[What is needed]:
Print the lines without any change, from the very first one through the line that contains "bar (1180, 45, 1193, 127)", including both ends.
=-=-=
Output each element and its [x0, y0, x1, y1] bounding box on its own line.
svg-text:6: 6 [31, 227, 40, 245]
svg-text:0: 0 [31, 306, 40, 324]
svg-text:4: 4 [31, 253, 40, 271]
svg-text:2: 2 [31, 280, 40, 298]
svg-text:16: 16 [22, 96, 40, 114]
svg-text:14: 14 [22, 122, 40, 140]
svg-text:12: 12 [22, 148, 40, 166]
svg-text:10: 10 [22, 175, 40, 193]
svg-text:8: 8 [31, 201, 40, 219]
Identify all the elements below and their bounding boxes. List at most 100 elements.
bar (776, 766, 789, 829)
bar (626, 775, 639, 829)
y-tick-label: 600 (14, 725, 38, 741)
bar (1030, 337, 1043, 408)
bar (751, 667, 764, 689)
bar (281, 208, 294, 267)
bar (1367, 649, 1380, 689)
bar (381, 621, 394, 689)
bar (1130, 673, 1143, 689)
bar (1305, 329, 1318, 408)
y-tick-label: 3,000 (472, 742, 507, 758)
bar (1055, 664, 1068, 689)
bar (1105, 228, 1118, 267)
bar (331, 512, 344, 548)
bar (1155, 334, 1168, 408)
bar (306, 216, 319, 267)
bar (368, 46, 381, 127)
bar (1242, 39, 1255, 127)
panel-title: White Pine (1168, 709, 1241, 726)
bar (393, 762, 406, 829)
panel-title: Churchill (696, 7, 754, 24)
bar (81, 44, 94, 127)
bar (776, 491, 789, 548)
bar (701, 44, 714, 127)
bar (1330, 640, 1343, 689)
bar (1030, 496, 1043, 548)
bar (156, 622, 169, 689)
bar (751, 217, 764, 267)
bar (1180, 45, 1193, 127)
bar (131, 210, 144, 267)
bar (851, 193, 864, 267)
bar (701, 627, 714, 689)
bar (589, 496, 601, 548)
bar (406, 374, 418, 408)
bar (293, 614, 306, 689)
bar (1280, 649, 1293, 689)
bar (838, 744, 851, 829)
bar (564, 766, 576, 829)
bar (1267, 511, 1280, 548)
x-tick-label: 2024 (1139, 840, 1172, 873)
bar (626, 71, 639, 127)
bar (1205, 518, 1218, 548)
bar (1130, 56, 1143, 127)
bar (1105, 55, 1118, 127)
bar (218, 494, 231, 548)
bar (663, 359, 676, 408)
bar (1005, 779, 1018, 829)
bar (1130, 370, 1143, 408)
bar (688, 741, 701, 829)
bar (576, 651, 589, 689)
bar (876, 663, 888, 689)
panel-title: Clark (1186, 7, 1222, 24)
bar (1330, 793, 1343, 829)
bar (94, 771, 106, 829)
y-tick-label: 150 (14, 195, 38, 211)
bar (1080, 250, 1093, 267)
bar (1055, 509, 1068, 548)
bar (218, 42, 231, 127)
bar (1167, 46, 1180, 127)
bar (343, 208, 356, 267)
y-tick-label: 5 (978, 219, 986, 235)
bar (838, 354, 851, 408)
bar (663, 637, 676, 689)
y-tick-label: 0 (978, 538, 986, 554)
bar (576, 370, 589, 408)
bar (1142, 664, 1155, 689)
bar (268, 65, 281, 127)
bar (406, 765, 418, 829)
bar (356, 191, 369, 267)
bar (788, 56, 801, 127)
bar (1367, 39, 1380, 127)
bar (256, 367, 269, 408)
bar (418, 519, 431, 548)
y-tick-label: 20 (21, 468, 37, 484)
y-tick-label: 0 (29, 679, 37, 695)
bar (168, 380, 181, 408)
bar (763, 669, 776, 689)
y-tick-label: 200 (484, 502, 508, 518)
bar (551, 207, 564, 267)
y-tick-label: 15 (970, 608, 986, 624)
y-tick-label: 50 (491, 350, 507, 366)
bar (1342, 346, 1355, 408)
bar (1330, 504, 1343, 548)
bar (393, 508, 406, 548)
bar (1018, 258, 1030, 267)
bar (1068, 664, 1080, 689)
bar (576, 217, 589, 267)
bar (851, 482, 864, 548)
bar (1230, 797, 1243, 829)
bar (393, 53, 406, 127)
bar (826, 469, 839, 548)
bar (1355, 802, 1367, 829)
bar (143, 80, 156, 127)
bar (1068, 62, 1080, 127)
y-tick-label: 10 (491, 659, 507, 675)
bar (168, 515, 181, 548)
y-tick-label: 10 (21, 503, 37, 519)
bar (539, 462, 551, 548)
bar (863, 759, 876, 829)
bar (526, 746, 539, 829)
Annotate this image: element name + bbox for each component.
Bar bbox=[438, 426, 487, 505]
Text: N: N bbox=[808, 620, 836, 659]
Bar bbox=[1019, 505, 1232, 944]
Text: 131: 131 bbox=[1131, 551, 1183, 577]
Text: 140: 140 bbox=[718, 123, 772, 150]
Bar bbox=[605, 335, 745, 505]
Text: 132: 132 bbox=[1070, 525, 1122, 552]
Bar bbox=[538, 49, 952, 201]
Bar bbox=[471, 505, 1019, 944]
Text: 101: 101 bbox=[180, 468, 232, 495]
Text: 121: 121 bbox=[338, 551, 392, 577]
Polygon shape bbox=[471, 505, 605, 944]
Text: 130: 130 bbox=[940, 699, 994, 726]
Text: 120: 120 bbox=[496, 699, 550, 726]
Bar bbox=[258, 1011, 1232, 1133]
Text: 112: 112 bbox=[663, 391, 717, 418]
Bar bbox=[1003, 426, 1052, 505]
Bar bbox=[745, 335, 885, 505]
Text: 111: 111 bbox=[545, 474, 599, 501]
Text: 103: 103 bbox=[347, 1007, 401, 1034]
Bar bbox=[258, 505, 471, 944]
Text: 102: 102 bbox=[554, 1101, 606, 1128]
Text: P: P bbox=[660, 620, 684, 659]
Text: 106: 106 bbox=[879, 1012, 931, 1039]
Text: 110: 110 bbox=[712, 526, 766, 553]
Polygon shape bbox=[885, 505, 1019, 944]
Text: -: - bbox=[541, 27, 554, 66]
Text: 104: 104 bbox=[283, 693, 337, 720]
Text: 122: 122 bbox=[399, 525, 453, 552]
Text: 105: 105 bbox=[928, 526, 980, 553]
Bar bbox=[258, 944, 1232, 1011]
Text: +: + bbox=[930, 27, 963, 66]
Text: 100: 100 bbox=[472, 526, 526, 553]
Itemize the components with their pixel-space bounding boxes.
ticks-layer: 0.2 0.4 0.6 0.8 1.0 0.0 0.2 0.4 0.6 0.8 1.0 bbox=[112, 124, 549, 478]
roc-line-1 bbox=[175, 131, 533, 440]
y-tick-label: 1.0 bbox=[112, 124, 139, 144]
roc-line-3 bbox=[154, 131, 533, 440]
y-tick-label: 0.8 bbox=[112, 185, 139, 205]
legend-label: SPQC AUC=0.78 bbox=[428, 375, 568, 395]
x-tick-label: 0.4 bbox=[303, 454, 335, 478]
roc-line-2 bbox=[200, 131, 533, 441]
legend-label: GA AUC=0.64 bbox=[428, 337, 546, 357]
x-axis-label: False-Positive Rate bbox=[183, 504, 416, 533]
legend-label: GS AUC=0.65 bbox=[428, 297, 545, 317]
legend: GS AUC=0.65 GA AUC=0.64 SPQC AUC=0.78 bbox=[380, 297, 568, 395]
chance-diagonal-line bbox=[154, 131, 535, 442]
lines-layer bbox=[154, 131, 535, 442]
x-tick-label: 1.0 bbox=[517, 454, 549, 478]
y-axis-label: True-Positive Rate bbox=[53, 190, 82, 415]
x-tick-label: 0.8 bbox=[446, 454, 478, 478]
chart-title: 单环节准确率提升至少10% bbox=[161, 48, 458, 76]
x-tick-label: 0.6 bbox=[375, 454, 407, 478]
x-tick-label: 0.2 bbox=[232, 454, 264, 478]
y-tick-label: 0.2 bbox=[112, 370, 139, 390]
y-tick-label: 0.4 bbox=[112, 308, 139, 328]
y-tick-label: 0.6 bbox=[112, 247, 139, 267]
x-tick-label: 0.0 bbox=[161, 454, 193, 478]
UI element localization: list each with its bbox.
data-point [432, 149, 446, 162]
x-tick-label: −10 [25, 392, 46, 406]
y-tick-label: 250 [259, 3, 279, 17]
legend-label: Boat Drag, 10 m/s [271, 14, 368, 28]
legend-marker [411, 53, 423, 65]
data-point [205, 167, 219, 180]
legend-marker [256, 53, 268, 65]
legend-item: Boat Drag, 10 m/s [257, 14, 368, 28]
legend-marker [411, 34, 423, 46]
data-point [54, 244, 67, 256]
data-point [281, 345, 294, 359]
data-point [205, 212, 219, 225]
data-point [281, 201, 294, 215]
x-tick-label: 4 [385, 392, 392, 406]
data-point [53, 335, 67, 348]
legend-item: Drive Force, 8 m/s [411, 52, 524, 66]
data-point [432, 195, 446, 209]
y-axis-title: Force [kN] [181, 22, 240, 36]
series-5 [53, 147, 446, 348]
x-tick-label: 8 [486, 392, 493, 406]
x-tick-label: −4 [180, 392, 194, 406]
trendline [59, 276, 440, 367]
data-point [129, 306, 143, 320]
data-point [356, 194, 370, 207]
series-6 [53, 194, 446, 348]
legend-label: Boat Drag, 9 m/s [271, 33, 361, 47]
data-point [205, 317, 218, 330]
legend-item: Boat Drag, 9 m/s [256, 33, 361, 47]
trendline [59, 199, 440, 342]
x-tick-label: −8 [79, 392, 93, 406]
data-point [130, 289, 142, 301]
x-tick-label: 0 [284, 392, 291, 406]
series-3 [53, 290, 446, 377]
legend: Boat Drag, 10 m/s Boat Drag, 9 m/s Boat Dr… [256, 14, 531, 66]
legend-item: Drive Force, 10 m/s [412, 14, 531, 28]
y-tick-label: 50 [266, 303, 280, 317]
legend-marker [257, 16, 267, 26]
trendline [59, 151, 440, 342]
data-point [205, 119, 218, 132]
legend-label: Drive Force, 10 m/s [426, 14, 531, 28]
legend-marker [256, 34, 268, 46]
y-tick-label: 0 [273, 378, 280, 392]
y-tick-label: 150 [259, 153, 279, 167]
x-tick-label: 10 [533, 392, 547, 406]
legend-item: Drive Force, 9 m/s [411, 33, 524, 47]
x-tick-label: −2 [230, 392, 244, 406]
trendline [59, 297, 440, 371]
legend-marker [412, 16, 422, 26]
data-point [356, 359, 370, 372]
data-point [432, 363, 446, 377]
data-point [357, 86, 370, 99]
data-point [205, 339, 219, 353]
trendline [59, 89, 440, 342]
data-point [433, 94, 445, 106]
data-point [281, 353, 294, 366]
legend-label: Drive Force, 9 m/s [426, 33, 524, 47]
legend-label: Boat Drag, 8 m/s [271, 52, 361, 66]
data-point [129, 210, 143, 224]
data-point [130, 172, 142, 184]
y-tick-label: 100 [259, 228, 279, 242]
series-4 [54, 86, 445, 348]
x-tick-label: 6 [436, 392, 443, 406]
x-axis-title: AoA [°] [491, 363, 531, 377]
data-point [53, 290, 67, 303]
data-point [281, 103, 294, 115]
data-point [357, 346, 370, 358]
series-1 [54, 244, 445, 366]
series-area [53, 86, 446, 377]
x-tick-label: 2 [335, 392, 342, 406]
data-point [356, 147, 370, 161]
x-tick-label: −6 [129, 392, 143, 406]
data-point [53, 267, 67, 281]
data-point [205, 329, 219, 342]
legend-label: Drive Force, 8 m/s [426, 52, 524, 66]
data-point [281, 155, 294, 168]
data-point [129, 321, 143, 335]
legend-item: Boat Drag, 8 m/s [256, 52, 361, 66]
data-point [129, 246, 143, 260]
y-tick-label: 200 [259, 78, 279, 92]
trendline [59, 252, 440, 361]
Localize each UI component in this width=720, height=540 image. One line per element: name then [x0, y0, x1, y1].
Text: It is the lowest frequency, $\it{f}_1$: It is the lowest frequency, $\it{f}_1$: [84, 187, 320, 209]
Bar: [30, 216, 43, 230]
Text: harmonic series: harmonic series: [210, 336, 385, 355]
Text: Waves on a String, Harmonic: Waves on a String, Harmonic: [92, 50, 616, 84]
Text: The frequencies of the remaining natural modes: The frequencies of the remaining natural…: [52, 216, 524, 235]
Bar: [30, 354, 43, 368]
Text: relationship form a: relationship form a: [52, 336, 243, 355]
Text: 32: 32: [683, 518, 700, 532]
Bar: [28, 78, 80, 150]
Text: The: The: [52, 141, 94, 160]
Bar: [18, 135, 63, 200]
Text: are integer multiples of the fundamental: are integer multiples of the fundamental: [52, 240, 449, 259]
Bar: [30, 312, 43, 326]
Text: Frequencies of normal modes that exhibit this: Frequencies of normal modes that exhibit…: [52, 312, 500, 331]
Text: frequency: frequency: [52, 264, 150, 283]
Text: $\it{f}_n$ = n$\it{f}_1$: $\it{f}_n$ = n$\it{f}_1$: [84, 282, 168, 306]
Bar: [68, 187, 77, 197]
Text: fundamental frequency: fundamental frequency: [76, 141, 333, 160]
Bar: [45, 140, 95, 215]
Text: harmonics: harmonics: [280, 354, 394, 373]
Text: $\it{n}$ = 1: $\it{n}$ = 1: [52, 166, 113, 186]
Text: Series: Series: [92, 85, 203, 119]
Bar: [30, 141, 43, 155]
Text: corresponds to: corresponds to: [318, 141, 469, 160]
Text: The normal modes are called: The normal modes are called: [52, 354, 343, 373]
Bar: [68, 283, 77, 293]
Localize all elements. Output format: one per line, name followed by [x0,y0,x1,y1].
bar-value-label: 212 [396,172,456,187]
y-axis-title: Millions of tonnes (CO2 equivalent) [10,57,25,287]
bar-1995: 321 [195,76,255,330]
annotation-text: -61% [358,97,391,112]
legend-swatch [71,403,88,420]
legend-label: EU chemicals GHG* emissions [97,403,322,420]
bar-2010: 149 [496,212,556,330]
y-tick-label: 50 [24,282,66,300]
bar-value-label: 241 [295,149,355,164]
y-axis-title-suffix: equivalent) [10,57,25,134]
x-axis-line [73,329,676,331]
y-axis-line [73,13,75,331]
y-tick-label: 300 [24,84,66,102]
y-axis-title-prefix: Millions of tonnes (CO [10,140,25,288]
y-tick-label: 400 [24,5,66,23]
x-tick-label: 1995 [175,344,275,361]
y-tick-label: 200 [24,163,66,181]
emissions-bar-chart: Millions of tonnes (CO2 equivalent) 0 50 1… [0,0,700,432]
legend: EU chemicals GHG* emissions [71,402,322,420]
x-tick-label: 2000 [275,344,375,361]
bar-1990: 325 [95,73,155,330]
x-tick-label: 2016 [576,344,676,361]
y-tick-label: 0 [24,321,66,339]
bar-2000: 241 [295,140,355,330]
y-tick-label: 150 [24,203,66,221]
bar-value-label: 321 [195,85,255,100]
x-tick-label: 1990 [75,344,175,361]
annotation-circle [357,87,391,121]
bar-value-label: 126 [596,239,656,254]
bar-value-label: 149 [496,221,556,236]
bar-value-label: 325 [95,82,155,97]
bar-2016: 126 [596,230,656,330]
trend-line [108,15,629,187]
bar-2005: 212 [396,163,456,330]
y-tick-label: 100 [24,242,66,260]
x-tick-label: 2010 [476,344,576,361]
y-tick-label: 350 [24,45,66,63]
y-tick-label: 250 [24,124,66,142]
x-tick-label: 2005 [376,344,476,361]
=-=-=
[Output for this exercise]:
Output each element and its [x0, y0, x1, y1] bounding box on its own line.
svg-text:6: 6 [31, 227, 40, 245]
svg-text:0: 0 [31, 306, 40, 324]
svg-text:4: 4 [31, 253, 40, 271]
svg-text:2: 2 [31, 280, 40, 298]
svg-text:16: 16 [22, 96, 40, 114]
svg-text:14: 14 [22, 122, 40, 140]
svg-text:12: 12 [22, 148, 40, 166]
svg-text:10: 10 [22, 175, 40, 193]
svg-text:8: 8 [31, 201, 40, 219]
Identify all the elements below and their bounding boxes. List at most 100 elements.
bar (776, 766, 789, 829)
bar (626, 775, 639, 829)
y-tick-label: 600 (14, 725, 38, 741)
bar (1030, 337, 1043, 408)
bar (751, 667, 764, 689)
bar (281, 208, 294, 267)
bar (1367, 649, 1380, 689)
bar (381, 621, 394, 689)
bar (1130, 673, 1143, 689)
bar (1305, 329, 1318, 408)
y-tick-label: 3,000 (472, 742, 507, 758)
bar (1055, 664, 1068, 689)
bar (1105, 228, 1118, 267)
bar (331, 512, 344, 548)
bar (1155, 334, 1168, 408)
bar (306, 216, 319, 267)
bar (368, 46, 381, 127)
bar (1242, 39, 1255, 127)
panel-title: White Pine (1168, 709, 1241, 726)
bar (393, 762, 406, 829)
panel-title: Churchill (696, 7, 754, 24)
bar (81, 44, 94, 127)
bar (776, 491, 789, 548)
bar (701, 44, 714, 127)
bar (1330, 640, 1343, 689)
bar (1030, 496, 1043, 548)
bar (156, 622, 169, 689)
bar (751, 217, 764, 267)
bar (1180, 45, 1193, 127)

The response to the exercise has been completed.